### Task to carry out:
Copy the records below exactly, from the line containing "Output the text content of this document." through the last line, and leave out every picture.

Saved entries

****************

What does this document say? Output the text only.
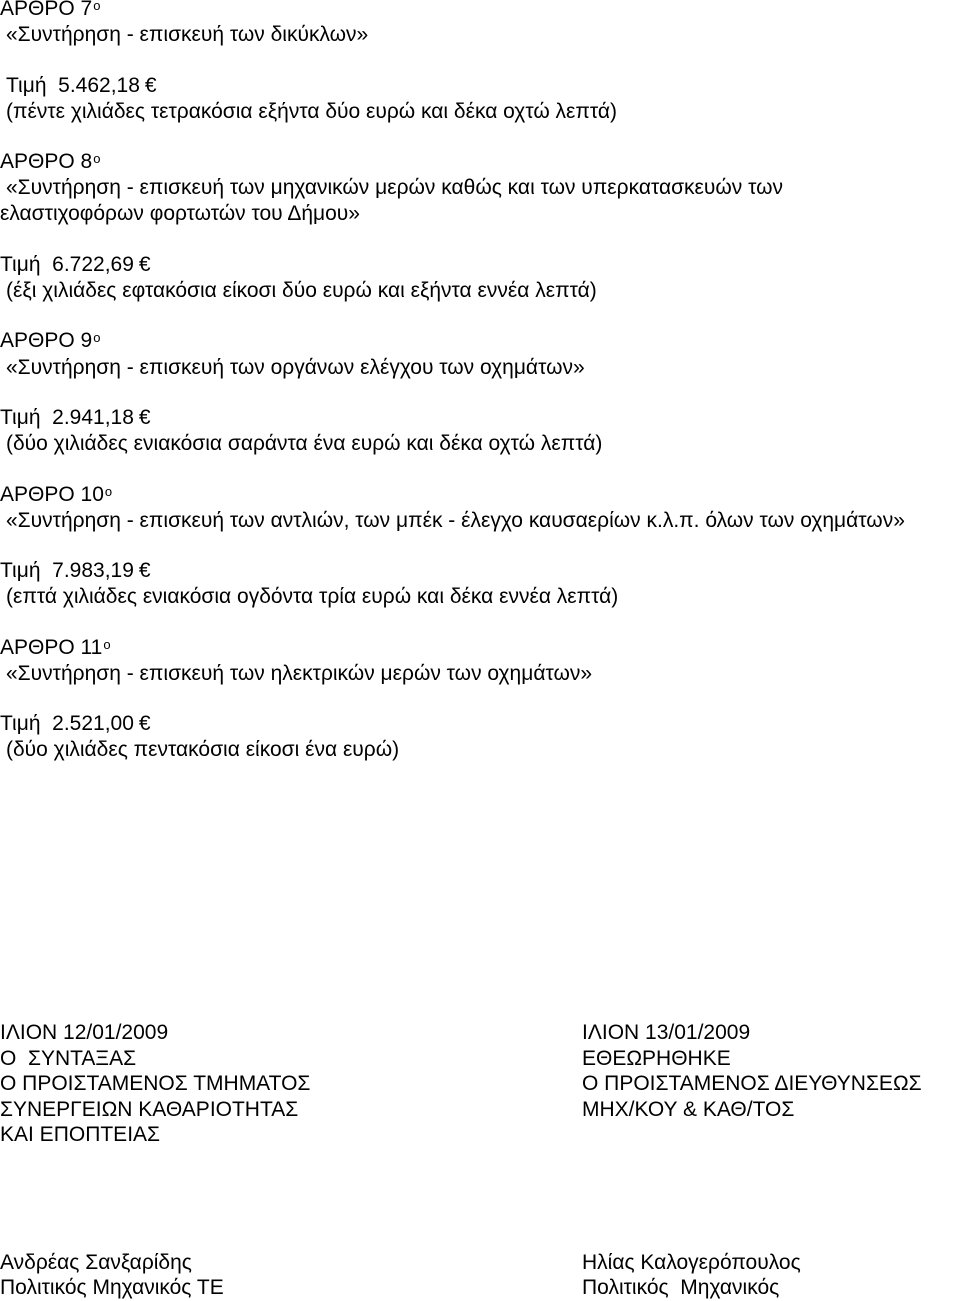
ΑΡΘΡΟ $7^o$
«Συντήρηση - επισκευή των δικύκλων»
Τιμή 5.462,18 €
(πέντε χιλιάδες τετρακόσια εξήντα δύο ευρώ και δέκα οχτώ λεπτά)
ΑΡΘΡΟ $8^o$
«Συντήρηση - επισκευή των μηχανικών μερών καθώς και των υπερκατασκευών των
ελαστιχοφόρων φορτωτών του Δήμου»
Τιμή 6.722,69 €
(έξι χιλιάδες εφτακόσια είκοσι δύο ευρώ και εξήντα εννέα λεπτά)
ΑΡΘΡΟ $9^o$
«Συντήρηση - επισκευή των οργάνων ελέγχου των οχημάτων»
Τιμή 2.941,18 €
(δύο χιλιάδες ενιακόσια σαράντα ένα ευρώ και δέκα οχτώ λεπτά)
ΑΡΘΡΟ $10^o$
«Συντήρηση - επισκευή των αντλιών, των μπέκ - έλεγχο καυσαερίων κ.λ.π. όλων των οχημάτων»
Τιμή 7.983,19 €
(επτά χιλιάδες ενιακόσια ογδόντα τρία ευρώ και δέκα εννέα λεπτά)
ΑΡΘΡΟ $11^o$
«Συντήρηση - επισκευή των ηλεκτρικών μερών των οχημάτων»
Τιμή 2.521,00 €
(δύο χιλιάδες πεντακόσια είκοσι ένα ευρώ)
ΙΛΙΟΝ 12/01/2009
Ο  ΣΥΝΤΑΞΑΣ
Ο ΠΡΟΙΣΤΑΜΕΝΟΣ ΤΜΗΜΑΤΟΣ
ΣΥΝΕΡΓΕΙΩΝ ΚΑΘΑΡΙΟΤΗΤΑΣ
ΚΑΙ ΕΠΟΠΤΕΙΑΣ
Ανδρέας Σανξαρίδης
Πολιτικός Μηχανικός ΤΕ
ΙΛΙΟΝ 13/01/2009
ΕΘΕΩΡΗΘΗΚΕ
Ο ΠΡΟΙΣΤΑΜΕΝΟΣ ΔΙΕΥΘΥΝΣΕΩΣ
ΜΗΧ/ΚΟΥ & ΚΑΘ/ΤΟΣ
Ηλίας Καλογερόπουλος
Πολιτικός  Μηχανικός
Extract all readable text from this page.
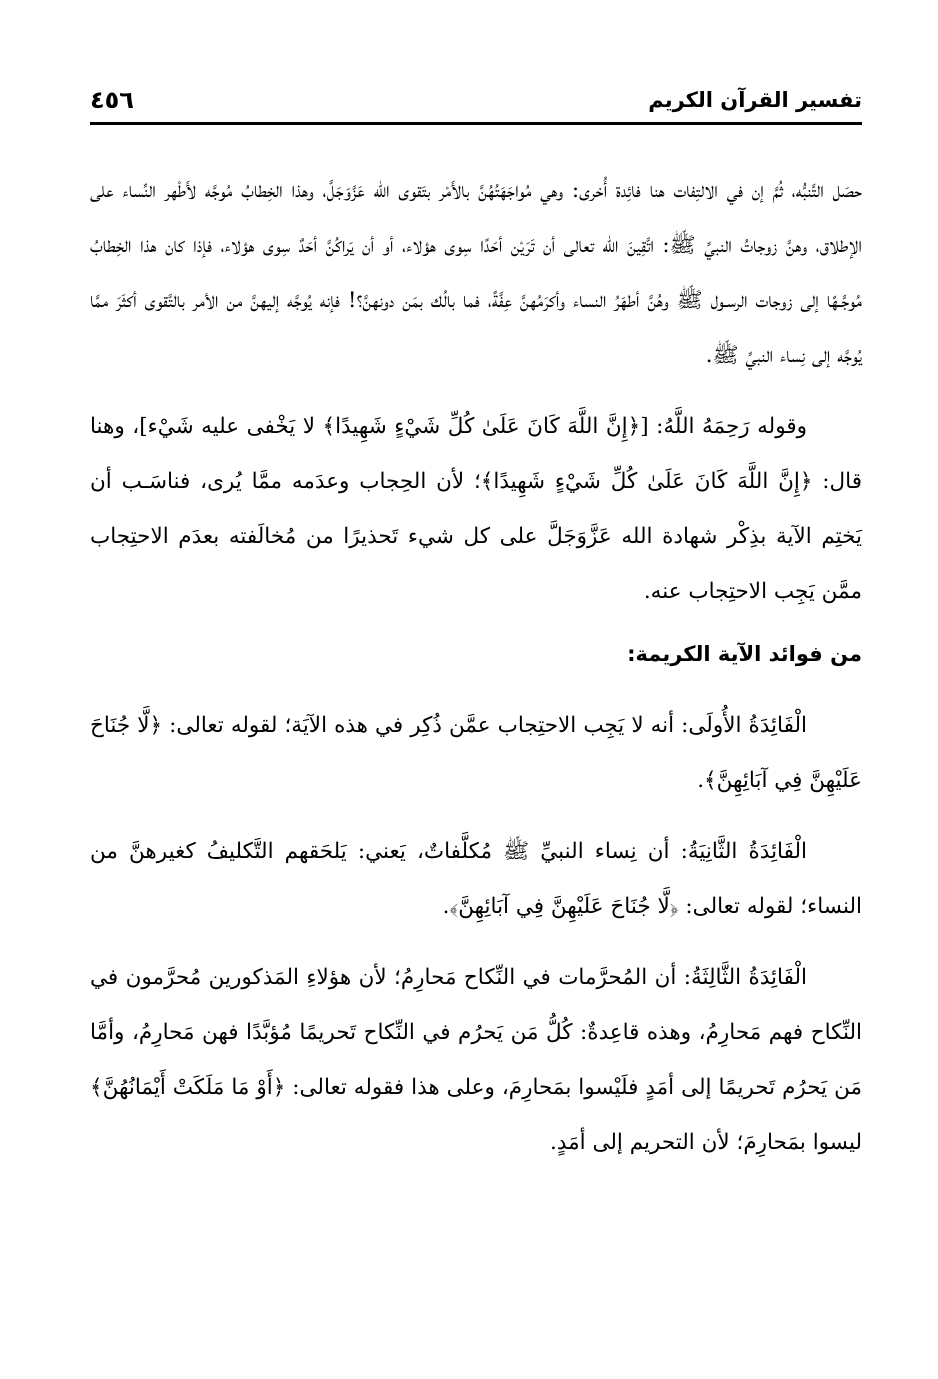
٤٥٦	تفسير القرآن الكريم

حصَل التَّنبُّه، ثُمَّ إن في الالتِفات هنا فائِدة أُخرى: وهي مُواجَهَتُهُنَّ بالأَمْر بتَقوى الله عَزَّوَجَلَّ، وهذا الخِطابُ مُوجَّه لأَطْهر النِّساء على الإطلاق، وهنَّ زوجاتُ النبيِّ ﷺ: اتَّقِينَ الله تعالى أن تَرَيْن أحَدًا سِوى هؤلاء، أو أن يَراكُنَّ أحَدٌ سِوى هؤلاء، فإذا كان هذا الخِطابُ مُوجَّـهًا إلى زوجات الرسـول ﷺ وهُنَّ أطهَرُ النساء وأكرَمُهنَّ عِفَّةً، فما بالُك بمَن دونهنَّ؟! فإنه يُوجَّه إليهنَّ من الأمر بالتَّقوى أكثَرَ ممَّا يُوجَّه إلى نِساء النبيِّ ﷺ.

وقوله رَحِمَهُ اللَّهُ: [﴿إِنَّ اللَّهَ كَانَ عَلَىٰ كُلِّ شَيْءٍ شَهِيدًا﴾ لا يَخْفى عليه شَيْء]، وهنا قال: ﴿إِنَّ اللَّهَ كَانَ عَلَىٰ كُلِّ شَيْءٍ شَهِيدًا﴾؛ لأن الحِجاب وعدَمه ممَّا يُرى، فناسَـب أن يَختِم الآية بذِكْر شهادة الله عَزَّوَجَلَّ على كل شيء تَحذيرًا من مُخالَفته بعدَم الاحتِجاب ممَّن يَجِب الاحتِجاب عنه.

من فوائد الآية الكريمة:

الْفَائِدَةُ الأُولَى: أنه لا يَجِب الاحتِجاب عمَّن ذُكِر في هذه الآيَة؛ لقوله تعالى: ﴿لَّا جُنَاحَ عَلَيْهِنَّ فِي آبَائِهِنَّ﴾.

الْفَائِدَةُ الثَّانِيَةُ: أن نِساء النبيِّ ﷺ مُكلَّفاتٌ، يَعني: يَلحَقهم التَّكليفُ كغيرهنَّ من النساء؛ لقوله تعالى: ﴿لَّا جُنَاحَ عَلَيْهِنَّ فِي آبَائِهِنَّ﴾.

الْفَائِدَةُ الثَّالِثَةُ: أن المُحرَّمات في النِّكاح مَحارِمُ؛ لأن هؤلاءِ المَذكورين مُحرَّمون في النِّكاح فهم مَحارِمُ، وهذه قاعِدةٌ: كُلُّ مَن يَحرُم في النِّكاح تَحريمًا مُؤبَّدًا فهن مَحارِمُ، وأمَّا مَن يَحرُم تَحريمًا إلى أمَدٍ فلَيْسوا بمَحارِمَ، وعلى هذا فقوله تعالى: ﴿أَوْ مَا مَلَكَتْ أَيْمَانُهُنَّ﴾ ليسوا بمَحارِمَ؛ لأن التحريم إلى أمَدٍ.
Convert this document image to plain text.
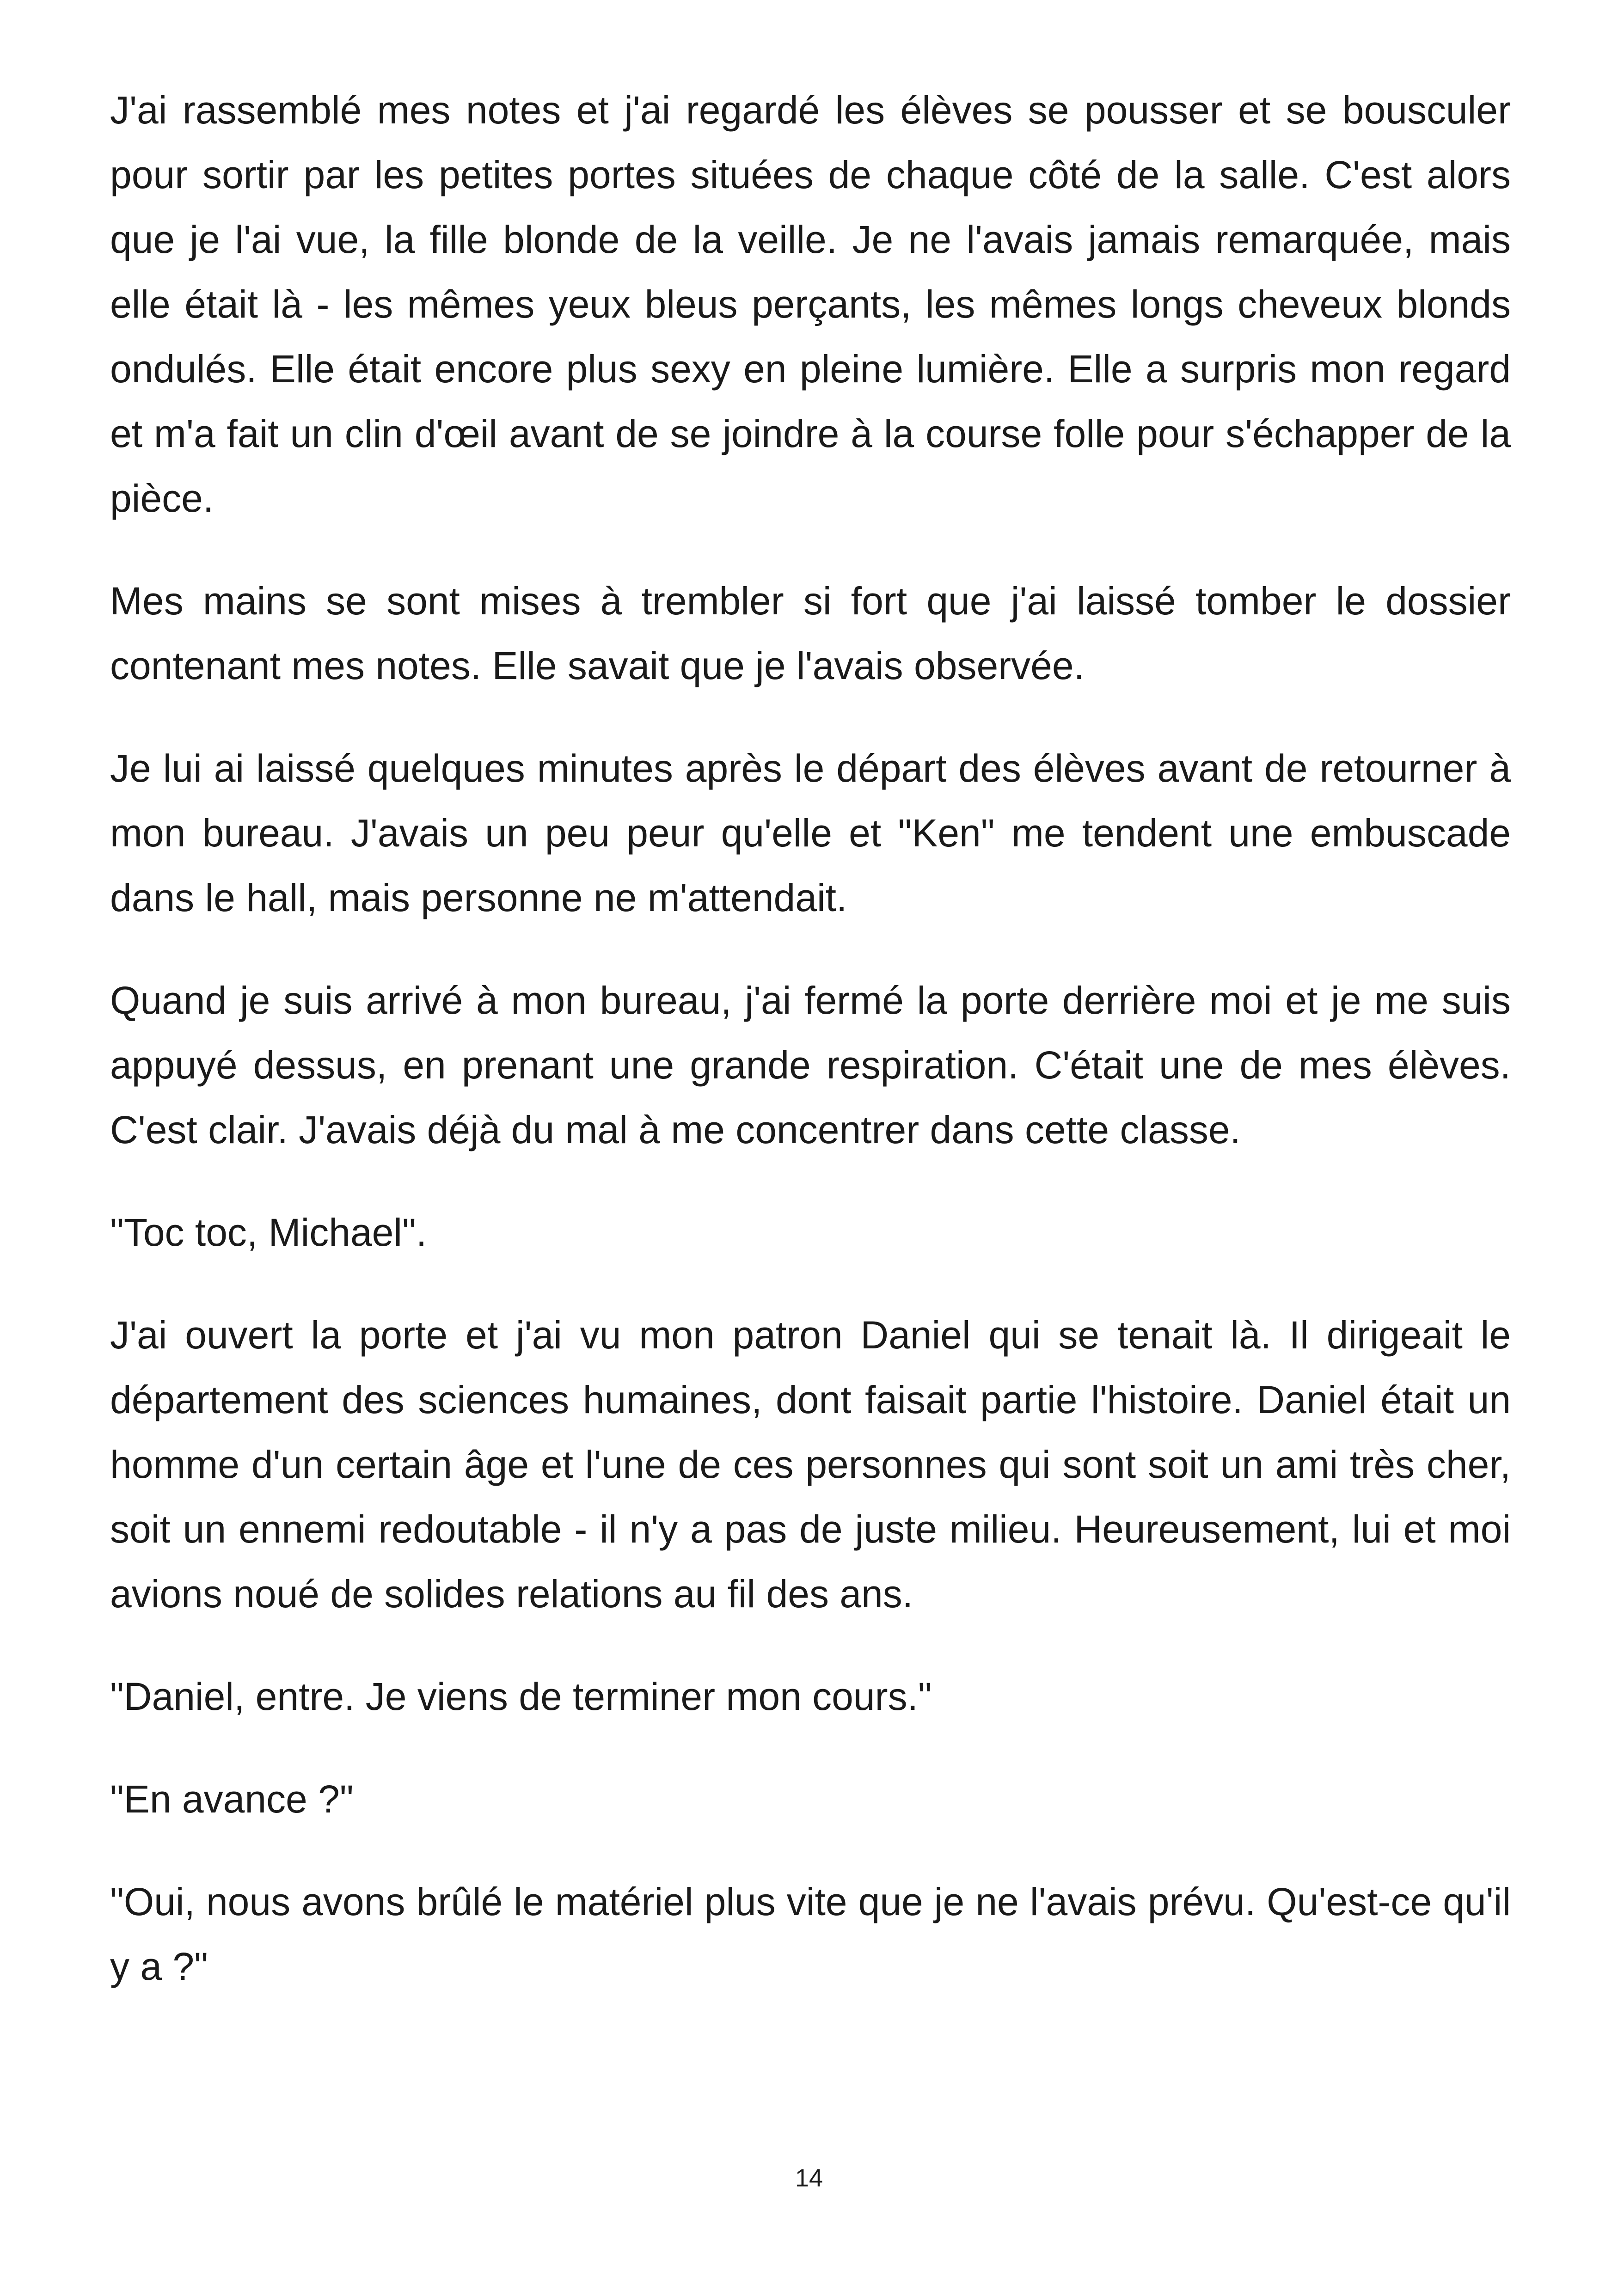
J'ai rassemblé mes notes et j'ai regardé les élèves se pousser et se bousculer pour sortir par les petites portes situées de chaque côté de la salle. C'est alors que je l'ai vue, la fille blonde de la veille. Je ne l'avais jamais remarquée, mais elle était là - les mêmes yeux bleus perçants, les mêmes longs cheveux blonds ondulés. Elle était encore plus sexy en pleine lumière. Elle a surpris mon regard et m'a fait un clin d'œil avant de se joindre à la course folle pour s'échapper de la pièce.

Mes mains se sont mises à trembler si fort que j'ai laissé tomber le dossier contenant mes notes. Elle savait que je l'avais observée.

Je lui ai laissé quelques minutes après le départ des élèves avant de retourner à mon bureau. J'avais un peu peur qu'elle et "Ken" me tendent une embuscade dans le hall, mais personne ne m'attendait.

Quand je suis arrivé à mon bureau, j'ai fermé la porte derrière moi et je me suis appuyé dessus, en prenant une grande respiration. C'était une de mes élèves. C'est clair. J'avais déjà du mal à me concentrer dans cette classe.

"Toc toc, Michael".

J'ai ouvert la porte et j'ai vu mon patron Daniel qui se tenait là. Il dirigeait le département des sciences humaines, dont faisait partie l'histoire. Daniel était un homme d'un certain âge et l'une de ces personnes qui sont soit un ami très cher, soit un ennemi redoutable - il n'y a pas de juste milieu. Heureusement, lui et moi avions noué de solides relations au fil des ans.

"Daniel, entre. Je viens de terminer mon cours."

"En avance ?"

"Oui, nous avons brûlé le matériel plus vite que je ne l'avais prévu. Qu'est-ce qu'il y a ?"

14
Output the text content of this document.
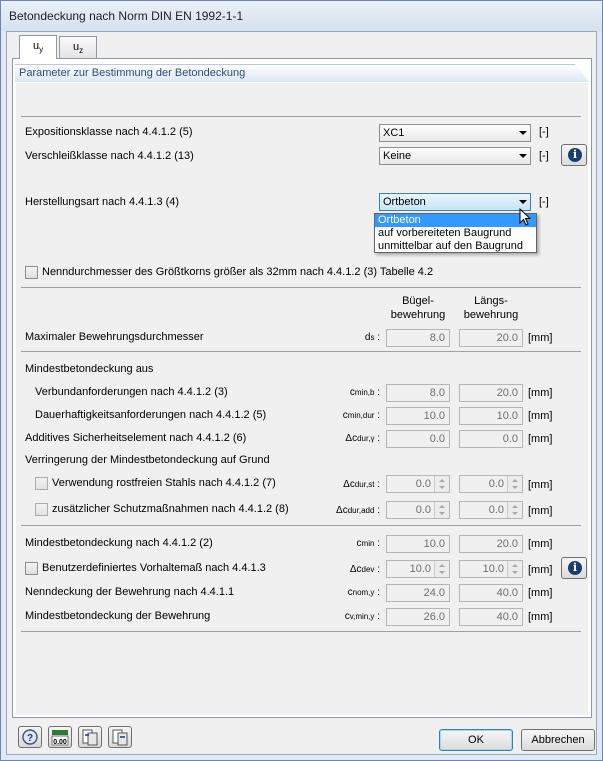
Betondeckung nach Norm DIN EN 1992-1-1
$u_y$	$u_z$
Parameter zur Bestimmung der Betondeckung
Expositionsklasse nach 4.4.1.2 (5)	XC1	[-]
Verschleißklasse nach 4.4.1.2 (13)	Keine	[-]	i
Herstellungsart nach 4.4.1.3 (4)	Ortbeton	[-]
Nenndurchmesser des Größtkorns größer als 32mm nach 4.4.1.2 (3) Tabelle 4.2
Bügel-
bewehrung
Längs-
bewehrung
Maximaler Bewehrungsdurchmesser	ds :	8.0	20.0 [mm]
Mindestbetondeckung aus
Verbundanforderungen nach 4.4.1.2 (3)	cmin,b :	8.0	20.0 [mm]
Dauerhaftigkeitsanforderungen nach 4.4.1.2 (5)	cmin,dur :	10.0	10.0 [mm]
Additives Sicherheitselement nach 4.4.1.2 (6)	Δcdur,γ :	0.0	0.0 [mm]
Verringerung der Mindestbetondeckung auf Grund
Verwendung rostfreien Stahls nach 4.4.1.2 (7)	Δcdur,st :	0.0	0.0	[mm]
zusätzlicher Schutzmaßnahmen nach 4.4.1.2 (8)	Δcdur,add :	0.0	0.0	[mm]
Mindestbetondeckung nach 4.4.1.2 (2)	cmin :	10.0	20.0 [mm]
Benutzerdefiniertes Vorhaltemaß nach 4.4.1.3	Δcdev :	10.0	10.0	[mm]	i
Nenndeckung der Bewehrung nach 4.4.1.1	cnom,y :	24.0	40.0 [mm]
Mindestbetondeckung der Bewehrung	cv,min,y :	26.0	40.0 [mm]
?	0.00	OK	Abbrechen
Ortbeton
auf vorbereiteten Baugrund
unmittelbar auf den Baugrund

****************

### The completed task:
Output the text content of this document.
Betondeckung nach Norm DIN EN 1992-1-1
$u_y$	$u_z$
Parameter zur Bestimmung der Betondeckung
Expositionsklasse nach 4.4.1.2 (5)	XC1	[-]
Verschleißklasse nach 4.4.1.2 (13)	Keine	[-]	i
Herstellungsart nach 4.4.1.3 (4)	Ortbeton	[-]
Nenndurchmesser des Größtkorns größer als 32mm nach 4.4.1.2 (3) Tabelle 4.2
Bügel-
bewehrung
Längs-
bewehrung
Maximaler Bewehrungsdurchmesser	ds :	8.0	20.0 [mm]
Mindestbetondeckung aus
Verbundanforderungen nach 4.4.1.2 (3)	cmin,b :	8.0	20.0 [mm]
Dauerhaftigkeitsanforderungen nach 4.4.1.2 (5)	cmin,dur :	10.0	10.0 [mm]
Additives Sicherheitselement nach 4.4.1.2 (6)	Δcdur,γ :	0.0	0.0 [mm]
Verringerung der Mindestbetondeckung auf Grund
Verwendung rostfreien Stahls nach 4.4.1.2 (7)	Δcdur,st :	0.0	0.0	[mm]
zusätzlicher Schutzmaßnahmen nach 4.4.1.2 (8)	Δcdur,add :	0.0	0.0	[mm]
Mindestbetondeckung nach 4.4.1.2 (2)	cmin :	10.0	20.0 [mm]
Benutzerdefiniertes Vorhaltemaß nach 4.4.1.3	Δcdev :	10.0	10.0	[mm]	i
Nenndeckung der Bewehrung nach 4.4.1.1	cnom,y :	24.0	40.0 [mm]
Mindestbetondeckung der Bewehrung	cv,min,y :	26.0	40.0 [mm]
?	0.00	OK	Abbrechen
Ortbeton
auf vorbereiteten Baugrund
unmittelbar auf den Baugrund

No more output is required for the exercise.